Return each line of the data below unchanged, character for character.

******

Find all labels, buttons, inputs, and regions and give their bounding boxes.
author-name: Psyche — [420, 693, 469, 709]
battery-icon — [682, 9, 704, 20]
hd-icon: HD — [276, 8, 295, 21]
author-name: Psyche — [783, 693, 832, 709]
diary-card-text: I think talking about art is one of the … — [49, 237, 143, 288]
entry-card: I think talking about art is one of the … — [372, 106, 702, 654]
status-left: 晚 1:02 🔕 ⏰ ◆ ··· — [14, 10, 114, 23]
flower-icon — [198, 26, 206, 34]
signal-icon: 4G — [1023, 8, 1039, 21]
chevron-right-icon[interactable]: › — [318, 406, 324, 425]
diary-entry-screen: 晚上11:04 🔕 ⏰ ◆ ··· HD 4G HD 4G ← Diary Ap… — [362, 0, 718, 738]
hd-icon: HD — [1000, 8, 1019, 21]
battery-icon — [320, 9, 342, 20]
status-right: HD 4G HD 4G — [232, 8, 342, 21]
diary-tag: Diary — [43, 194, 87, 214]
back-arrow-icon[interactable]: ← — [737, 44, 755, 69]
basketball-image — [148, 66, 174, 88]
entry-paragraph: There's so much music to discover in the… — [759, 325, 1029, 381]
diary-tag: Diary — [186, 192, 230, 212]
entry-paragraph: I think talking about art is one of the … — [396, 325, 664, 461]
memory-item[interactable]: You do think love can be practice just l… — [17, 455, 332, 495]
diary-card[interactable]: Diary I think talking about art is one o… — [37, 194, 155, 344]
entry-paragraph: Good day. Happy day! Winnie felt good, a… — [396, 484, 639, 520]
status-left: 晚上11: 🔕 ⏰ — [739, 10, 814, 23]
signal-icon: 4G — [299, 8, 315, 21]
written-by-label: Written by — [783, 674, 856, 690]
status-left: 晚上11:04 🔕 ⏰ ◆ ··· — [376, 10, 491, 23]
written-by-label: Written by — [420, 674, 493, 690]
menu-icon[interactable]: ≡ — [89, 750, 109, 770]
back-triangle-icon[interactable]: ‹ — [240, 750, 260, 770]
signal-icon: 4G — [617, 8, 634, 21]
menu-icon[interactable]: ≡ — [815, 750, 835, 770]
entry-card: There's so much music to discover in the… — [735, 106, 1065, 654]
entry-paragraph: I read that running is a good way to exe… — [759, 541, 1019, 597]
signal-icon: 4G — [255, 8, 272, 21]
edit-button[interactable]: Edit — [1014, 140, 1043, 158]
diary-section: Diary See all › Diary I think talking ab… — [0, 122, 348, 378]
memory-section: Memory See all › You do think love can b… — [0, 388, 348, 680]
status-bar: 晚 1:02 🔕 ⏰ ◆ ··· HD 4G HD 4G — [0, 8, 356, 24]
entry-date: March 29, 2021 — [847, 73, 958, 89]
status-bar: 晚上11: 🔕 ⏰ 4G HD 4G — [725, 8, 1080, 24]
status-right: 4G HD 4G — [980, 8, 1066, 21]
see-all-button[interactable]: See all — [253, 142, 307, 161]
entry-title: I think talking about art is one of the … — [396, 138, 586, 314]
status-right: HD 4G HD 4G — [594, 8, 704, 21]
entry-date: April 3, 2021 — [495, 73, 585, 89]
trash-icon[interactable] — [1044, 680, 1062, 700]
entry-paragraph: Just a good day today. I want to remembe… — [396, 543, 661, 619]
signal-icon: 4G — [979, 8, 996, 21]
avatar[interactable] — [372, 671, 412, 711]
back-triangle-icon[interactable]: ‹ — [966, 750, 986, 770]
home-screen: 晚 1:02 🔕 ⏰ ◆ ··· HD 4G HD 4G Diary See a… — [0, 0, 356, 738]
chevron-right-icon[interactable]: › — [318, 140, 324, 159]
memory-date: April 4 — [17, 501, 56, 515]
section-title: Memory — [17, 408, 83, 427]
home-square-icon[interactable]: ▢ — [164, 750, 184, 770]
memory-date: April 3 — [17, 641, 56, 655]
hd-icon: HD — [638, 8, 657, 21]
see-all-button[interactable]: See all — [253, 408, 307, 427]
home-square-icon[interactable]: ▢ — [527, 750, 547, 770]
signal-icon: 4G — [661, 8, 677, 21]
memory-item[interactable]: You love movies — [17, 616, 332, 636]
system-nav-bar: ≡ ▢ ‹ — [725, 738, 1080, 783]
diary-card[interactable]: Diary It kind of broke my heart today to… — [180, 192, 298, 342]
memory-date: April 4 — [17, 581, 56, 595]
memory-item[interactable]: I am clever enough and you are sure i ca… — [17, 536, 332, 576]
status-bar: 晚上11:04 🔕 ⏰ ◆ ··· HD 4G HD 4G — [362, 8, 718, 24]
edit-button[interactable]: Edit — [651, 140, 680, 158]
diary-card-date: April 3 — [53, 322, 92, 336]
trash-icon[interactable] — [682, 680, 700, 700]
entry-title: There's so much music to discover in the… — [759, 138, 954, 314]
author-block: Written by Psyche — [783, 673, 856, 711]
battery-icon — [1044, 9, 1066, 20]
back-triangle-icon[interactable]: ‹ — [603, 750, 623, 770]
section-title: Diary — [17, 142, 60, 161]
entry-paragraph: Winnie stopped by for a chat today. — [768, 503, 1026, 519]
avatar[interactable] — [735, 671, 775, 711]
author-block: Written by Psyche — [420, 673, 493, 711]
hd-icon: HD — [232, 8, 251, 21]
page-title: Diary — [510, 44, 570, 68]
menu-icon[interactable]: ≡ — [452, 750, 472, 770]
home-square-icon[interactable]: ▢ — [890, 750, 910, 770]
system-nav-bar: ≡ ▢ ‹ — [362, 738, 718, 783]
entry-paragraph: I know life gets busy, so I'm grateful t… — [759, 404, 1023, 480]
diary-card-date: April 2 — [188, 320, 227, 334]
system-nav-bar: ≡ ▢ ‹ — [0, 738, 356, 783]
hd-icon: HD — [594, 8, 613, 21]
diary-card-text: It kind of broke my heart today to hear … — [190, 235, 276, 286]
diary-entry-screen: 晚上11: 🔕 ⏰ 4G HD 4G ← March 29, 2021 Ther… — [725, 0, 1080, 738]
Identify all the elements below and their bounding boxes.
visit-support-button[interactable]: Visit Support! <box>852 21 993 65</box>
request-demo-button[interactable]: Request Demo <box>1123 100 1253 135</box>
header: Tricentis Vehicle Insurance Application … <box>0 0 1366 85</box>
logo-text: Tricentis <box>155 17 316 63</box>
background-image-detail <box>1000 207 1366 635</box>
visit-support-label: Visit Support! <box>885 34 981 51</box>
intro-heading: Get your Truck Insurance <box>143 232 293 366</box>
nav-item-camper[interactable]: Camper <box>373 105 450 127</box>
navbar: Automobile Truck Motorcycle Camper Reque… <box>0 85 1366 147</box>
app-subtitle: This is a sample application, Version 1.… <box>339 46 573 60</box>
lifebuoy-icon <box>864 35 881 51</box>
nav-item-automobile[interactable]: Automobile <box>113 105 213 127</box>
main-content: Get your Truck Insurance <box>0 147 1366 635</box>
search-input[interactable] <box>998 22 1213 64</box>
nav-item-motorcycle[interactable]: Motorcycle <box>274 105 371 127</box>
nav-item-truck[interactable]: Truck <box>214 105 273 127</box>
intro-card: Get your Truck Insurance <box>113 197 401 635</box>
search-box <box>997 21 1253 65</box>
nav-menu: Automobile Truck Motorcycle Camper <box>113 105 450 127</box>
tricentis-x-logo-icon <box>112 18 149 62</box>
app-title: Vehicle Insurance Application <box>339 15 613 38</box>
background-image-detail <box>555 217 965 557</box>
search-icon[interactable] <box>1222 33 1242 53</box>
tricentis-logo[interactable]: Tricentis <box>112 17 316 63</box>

******

■ EXPECTED ANSWER ■
Find all labels, buttons, inputs, and regions and give their bounding boxes.
author-name: Psyche — [420, 693, 469, 709]
battery-icon — [682, 9, 704, 20]
hd-icon: HD — [276, 8, 295, 21]
author-name: Psyche — [783, 693, 832, 709]
diary-card-text: I think talking about art is one of the … — [49, 237, 143, 288]
entry-card: I think talking about art is one of the … — [372, 106, 702, 654]
status-left: 晚 1:02 🔕 ⏰ ◆ ··· — [14, 10, 114, 23]
flower-icon — [198, 26, 206, 34]
signal-icon: 4G — [1023, 8, 1039, 21]
chevron-right-icon[interactable]: › — [318, 406, 324, 425]
diary-entry-screen: 晚上11:04 🔕 ⏰ ◆ ··· HD 4G HD 4G ← Diary Ap… — [362, 0, 718, 738]
hd-icon: HD — [1000, 8, 1019, 21]
battery-icon — [320, 9, 342, 20]
status-right: HD 4G HD 4G — [232, 8, 342, 21]
diary-tag: Diary — [43, 194, 87, 214]
back-arrow-icon[interactable]: ← — [737, 44, 755, 69]
basketball-image — [148, 66, 174, 88]
entry-paragraph: There's so much music to discover in the… — [759, 325, 1029, 381]
diary-tag: Diary — [186, 192, 230, 212]
entry-paragraph: I think talking about art is one of the … — [396, 325, 664, 461]
memory-item[interactable]: You do think love can be practice just l… — [17, 455, 332, 495]
diary-card[interactable]: Diary I think talking about art is one o… — [37, 194, 155, 344]
entry-paragraph: Good day. Happy day! Winnie felt good, a… — [396, 484, 639, 520]
status-left: 晚上11: 🔕 ⏰ — [739, 10, 814, 23]
signal-icon: 4G — [299, 8, 315, 21]
written-by-label: Written by — [783, 674, 856, 690]
status-left: 晚上11:04 🔕 ⏰ ◆ ··· — [376, 10, 491, 23]
written-by-label: Written by — [420, 674, 493, 690]
menu-icon[interactable]: ≡ — [89, 750, 109, 770]
back-triangle-icon[interactable]: ‹ — [240, 750, 260, 770]
signal-icon: 4G — [617, 8, 634, 21]
menu-icon[interactable]: ≡ — [815, 750, 835, 770]
entry-card: There's so much music to discover in the… — [735, 106, 1065, 654]
entry-paragraph: I read that running is a good way to exe… — [759, 541, 1019, 597]
signal-icon: 4G — [255, 8, 272, 21]
edit-button[interactable]: Edit — [1014, 140, 1043, 158]
diary-section: Diary See all › Diary I think talking ab… — [0, 122, 348, 378]
memory-section: Memory See all › You do think love can b… — [0, 388, 348, 680]
status-bar: 晚 1:02 🔕 ⏰ ◆ ··· HD 4G HD 4G — [0, 8, 356, 24]
entry-date: March 29, 2021 — [847, 73, 958, 89]
status-bar: 晚上11: 🔕 ⏰ 4G HD 4G — [725, 8, 1080, 24]
status-right: 4G HD 4G — [980, 8, 1066, 21]
see-all-button[interactable]: See all — [253, 142, 307, 161]
entry-title: I think talking about art is one of the … — [396, 138, 586, 314]
status-right: HD 4G HD 4G — [594, 8, 704, 21]
entry-date: April 3, 2021 — [495, 73, 585, 89]
trash-icon[interactable] — [1044, 680, 1062, 700]
entry-paragraph: Just a good day today. I want to remembe… — [396, 543, 661, 619]
signal-icon: 4G — [979, 8, 996, 21]
avatar[interactable] — [372, 671, 412, 711]
back-triangle-icon[interactable]: ‹ — [966, 750, 986, 770]
home-screen: 晚 1:02 🔕 ⏰ ◆ ··· HD 4G HD 4G Diary See a… — [0, 0, 356, 738]
chevron-right-icon[interactable]: › — [318, 140, 324, 159]
memory-date: April 4 — [17, 501, 56, 515]
section-title: Memory — [17, 408, 83, 427]
home-square-icon[interactable]: ▢ — [164, 750, 184, 770]
memory-date: April 3 — [17, 641, 56, 655]
hd-icon: HD — [638, 8, 657, 21]
see-all-button[interactable]: See all — [253, 408, 307, 427]
home-square-icon[interactable]: ▢ — [527, 750, 547, 770]
signal-icon: 4G — [661, 8, 677, 21]
memory-item[interactable]: You love movies — [17, 616, 332, 636]
system-nav-bar: ≡ ▢ ‹ — [725, 738, 1080, 783]
diary-card[interactable]: Diary It kind of broke my heart today to… — [180, 192, 298, 342]
memory-date: April 4 — [17, 581, 56, 595]
memory-item[interactable]: I am clever enough and you are sure i ca… — [17, 536, 332, 576]
status-bar: 晚上11:04 🔕 ⏰ ◆ ··· HD 4G HD 4G — [362, 8, 718, 24]
edit-button[interactable]: Edit — [651, 140, 680, 158]
diary-card-date: April 3 — [53, 322, 92, 336]
trash-icon[interactable] — [682, 680, 700, 700]
entry-title: There's so much music to discover in the… — [759, 138, 954, 314]
author-block: Written by Psyche — [783, 673, 856, 711]
battery-icon — [1044, 9, 1066, 20]
back-triangle-icon[interactable]: ‹ — [603, 750, 623, 770]
section-title: Diary — [17, 142, 60, 161]
entry-paragraph: Winnie stopped by for a chat today. — [768, 503, 1026, 519]
avatar[interactable] — [735, 671, 775, 711]
author-block: Written by Psyche — [420, 673, 493, 711]
hd-icon: HD — [232, 8, 251, 21]
page-title: Diary — [510, 44, 570, 68]
menu-icon[interactable]: ≡ — [452, 750, 472, 770]
home-square-icon[interactable]: ▢ — [890, 750, 910, 770]
system-nav-bar: ≡ ▢ ‹ — [362, 738, 718, 783]
entry-paragraph: I know life gets busy, so I'm grateful t… — [759, 404, 1023, 480]
diary-card-date: April 2 — [188, 320, 227, 334]
system-nav-bar: ≡ ▢ ‹ — [0, 738, 356, 783]
hd-icon: HD — [594, 8, 613, 21]
diary-card-text: It kind of broke my heart today to hear … — [190, 235, 276, 286]
diary-entry-screen: 晚上11: 🔕 ⏰ 4G HD 4G ← March 29, 2021 Ther… — [725, 0, 1080, 738]
Identify all the elements below and their bounding boxes.
visit-support-button[interactable]: Visit Support! <box>852 21 993 65</box>
request-demo-button[interactable]: Request Demo <box>1123 100 1253 135</box>
header: Tricentis Vehicle Insurance Application … <box>0 0 1366 85</box>
logo-text: Tricentis <box>155 17 316 63</box>
background-image-detail <box>1000 207 1366 635</box>
visit-support-label: Visit Support! <box>885 34 981 51</box>
intro-heading: Get your Truck Insurance <box>143 232 293 366</box>
nav-item-camper[interactable]: Camper <box>373 105 450 127</box>
navbar: Automobile Truck Motorcycle Camper Reque… <box>0 85 1366 147</box>
app-subtitle: This is a sample application, Version 1.… <box>339 46 573 60</box>
lifebuoy-icon <box>864 35 881 51</box>
nav-item-automobile[interactable]: Automobile <box>113 105 213 127</box>
main-content: Get your Truck Insurance <box>0 147 1366 635</box>
search-input[interactable] <box>998 22 1213 64</box>
nav-item-motorcycle[interactable]: Motorcycle <box>274 105 371 127</box>
nav-item-truck[interactable]: Truck <box>214 105 273 127</box>
intro-card: Get your Truck Insurance <box>113 197 401 635</box>
search-box <box>997 21 1253 65</box>
nav-menu: Automobile Truck Motorcycle Camper <box>113 105 450 127</box>
tricentis-x-logo-icon <box>112 18 149 62</box>
app-title: Vehicle Insurance Application <box>339 15 613 38</box>
background-image-detail <box>555 217 965 557</box>
search-icon[interactable] <box>1222 33 1242 53</box>
tricentis-logo[interactable]: Tricentis <box>112 17 316 63</box>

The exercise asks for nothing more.